Supplied information:
BEGIN

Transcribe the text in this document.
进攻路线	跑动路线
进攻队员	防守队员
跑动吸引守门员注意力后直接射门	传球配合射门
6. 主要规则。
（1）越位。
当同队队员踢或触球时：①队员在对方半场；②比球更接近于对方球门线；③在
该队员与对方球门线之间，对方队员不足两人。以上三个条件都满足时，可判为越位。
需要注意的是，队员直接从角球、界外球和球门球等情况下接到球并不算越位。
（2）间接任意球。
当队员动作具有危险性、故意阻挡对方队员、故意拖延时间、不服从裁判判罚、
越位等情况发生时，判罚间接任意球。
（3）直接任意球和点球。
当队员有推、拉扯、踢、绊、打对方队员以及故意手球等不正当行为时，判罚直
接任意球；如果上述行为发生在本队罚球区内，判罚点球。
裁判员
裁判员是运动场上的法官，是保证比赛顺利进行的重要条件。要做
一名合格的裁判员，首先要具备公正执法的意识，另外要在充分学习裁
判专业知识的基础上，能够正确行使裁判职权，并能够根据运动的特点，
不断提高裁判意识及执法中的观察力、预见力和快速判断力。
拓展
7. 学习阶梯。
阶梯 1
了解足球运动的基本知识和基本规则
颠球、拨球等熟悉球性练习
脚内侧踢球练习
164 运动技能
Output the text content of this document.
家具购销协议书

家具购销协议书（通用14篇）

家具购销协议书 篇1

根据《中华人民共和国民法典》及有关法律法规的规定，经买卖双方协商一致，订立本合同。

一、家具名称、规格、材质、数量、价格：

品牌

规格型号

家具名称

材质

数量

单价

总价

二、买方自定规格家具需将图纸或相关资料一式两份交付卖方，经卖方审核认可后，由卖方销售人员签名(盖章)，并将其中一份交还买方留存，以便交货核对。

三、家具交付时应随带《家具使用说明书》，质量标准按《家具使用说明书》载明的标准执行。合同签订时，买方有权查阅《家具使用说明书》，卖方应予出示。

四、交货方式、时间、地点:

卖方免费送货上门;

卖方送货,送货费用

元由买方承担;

END

Exercise: Extract all the material, leaving every line as it is.

Written answer:
Transcribe the text in this document.
进攻路线	跑动路线
进攻队员	防守队员
跑动吸引守门员注意力后直接射门	传球配合射门
6. 主要规则。
（1）越位。
当同队队员踢或触球时：①队员在对方半场；②比球更接近于对方球门线；③在
该队员与对方球门线之间，对方队员不足两人。以上三个条件都满足时，可判为越位。
需要注意的是，队员直接从角球、界外球和球门球等情况下接到球并不算越位。
（2）间接任意球。
当队员动作具有危险性、故意阻挡对方队员、故意拖延时间、不服从裁判判罚、
越位等情况发生时，判罚间接任意球。
（3）直接任意球和点球。
当队员有推、拉扯、踢、绊、打对方队员以及故意手球等不正当行为时，判罚直
接任意球；如果上述行为发生在本队罚球区内，判罚点球。
裁判员
裁判员是运动场上的法官，是保证比赛顺利进行的重要条件。要做
一名合格的裁判员，首先要具备公正执法的意识，另外要在充分学习裁
判专业知识的基础上，能够正确行使裁判职权，并能够根据运动的特点，
不断提高裁判意识及执法中的观察力、预见力和快速判断力。
拓展
7. 学习阶梯。
阶梯 1
了解足球运动的基本知识和基本规则
颠球、拨球等熟悉球性练习
脚内侧踢球练习
164 运动技能
Output the text content of this document.
家具购销协议书

家具购销协议书（通用14篇）

家具购销协议书 篇1

根据《中华人民共和国民法典》及有关法律法规的规定，经买卖双方协商一致，订立本合同。

一、家具名称、规格、材质、数量、价格：

品牌

规格型号

家具名称

材质

数量

单价

总价

二、买方自定规格家具需将图纸或相关资料一式两份交付卖方，经卖方审核认可后，由卖方销售人员签名(盖章)，并将其中一份交还买方留存，以便交货核对。

三、家具交付时应随带《家具使用说明书》，质量标准按《家具使用说明书》载明的标准执行。合同签订时，买方有权查阅《家具使用说明书》，卖方应予出示。

四、交货方式、时间、地点:

卖方免费送货上门;

卖方送货,送货费用

元由买方承担;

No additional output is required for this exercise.